- _EXERCISE PROMPT_: Repeat, exactly and alone, every line from the line that contains "What text is on this page?" to the end of the entries.

## START

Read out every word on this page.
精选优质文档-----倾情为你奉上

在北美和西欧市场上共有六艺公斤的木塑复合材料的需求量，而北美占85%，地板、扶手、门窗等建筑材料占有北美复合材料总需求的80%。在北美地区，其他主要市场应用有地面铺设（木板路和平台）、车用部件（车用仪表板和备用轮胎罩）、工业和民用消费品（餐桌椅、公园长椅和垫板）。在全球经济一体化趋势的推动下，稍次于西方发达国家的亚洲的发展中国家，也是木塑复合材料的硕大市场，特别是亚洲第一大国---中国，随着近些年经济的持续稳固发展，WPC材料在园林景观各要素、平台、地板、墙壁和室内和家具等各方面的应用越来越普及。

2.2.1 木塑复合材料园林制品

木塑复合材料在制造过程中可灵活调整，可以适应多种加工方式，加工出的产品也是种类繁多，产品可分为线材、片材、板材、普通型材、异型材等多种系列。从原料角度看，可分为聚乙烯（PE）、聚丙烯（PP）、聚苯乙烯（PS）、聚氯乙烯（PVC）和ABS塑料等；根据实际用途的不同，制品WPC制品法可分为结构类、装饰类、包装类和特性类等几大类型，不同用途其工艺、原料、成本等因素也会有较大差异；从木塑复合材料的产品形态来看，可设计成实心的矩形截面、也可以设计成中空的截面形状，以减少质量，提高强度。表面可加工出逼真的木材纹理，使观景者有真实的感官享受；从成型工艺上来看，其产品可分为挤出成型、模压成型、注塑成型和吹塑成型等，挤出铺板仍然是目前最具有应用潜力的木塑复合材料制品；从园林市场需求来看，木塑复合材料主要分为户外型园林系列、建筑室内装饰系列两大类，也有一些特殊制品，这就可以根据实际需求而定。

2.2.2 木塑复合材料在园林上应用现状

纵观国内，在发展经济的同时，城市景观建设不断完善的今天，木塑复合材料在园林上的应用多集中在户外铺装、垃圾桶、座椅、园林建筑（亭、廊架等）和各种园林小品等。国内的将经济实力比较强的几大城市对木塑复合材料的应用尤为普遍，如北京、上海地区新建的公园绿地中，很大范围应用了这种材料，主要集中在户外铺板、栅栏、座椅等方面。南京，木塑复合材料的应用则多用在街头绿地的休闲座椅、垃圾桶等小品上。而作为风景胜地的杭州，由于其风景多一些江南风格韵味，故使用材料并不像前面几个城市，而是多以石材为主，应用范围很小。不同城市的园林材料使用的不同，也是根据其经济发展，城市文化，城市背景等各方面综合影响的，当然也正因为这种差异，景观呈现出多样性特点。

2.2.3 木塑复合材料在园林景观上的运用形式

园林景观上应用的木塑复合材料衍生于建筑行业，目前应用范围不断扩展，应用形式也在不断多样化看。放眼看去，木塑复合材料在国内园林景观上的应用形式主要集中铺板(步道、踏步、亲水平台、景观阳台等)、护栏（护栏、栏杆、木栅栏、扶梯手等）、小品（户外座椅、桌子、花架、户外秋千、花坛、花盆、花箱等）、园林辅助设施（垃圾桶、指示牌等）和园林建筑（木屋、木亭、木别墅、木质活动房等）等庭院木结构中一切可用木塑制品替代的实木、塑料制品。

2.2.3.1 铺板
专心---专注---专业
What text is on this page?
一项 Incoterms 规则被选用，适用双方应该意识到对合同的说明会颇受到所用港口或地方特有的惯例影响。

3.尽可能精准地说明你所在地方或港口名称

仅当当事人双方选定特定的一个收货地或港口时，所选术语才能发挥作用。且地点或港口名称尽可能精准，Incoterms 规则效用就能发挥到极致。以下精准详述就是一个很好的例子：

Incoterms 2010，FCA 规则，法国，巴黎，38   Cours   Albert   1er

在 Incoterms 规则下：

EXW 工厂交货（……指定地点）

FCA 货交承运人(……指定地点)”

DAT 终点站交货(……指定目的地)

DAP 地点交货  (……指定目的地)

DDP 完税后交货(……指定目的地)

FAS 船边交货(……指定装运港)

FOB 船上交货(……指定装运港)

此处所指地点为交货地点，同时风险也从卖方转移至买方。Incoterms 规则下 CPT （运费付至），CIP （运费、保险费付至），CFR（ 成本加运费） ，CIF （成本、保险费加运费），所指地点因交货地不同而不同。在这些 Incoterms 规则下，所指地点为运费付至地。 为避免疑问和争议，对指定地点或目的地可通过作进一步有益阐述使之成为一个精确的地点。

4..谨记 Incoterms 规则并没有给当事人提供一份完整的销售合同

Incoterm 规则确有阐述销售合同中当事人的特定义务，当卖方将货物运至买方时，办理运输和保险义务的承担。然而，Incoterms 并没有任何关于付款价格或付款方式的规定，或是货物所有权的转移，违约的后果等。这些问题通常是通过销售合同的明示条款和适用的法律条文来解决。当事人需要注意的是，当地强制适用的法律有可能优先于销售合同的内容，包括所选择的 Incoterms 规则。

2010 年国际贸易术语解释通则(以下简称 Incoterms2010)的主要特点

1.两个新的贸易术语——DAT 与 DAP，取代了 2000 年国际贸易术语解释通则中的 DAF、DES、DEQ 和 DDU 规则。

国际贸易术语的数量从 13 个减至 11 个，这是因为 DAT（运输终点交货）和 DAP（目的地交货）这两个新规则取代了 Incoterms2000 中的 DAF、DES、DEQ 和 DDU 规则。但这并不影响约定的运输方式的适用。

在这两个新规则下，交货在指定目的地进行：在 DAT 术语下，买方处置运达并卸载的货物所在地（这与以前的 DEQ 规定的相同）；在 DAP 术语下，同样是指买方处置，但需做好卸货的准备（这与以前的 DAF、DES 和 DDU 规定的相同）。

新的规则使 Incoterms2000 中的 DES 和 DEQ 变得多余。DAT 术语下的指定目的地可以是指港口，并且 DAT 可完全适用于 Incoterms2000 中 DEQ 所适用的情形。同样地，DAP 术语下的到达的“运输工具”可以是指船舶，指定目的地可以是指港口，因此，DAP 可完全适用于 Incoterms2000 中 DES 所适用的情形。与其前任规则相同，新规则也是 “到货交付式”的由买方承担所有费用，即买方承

## END

- _RESULT OF THE TASK_:
What text is on this page?
一项 Incoterms 规则被选用，适用双方应该意识到对合同的说明会颇受到所用港口或地方特有的惯例影响。

3.尽可能精准地说明你所在地方或港口名称

仅当当事人双方选定特定的一个收货地或港口时，所选术语才能发挥作用。且地点或港口名称尽可能精准，Incoterms 规则效用就能发挥到极致。以下精准详述就是一个很好的例子：

Incoterms 2010，FCA 规则，法国，巴黎，38   Cours   Albert   1er

在 Incoterms 规则下：

EXW 工厂交货（……指定地点）

FCA 货交承运人(……指定地点)”

DAT 终点站交货(……指定目的地)

DAP 地点交货  (……指定目的地)

DDP 完税后交货(……指定目的地)

FAS 船边交货(……指定装运港)

FOB 船上交货(……指定装运港)

此处所指地点为交货地点，同时风险也从卖方转移至买方。Incoterms 规则下 CPT （运费付至），CIP （运费、保险费付至），CFR（ 成本加运费） ，CIF （成本、保险费加运费），所指地点因交货地不同而不同。在这些 Incoterms 规则下，所指地点为运费付至地。 为避免疑问和争议，对指定地点或目的地可通过作进一步有益阐述使之成为一个精确的地点。

4..谨记 Incoterms 规则并没有给当事人提供一份完整的销售合同

Incoterm 规则确有阐述销售合同中当事人的特定义务，当卖方将货物运至买方时，办理运输和保险义务的承担。然而，Incoterms 并没有任何关于付款价格或付款方式的规定，或是货物所有权的转移，违约的后果等。这些问题通常是通过销售合同的明示条款和适用的法律条文来解决。当事人需要注意的是，当地强制适用的法律有可能优先于销售合同的内容，包括所选择的 Incoterms 规则。

2010 年国际贸易术语解释通则(以下简称 Incoterms2010)的主要特点

1.两个新的贸易术语——DAT 与 DAP，取代了 2000 年国际贸易术语解释通则中的 DAF、DES、DEQ 和 DDU 规则。

国际贸易术语的数量从 13 个减至 11 个，这是因为 DAT（运输终点交货）和 DAP（目的地交货）这两个新规则取代了 Incoterms2000 中的 DAF、DES、DEQ 和 DDU 规则。但这并不影响约定的运输方式的适用。

在这两个新规则下，交货在指定目的地进行：在 DAT 术语下，买方处置运达并卸载的货物所在地（这与以前的 DEQ 规定的相同）；在 DAP 术语下，同样是指买方处置，但需做好卸货的准备（这与以前的 DAF、DES 和 DDU 规定的相同）。

新的规则使 Incoterms2000 中的 DES 和 DEQ 变得多余。DAT 术语下的指定目的地可以是指港口，并且 DAT 可完全适用于 Incoterms2000 中 DEQ 所适用的情形。同样地，DAP 术语下的到达的“运输工具”可以是指船舶，指定目的地可以是指港口，因此，DAP 可完全适用于 Incoterms2000 中 DES 所适用的情形。与其前任规则相同，新规则也是 “到货交付式”的由买方承担所有费用，即买方承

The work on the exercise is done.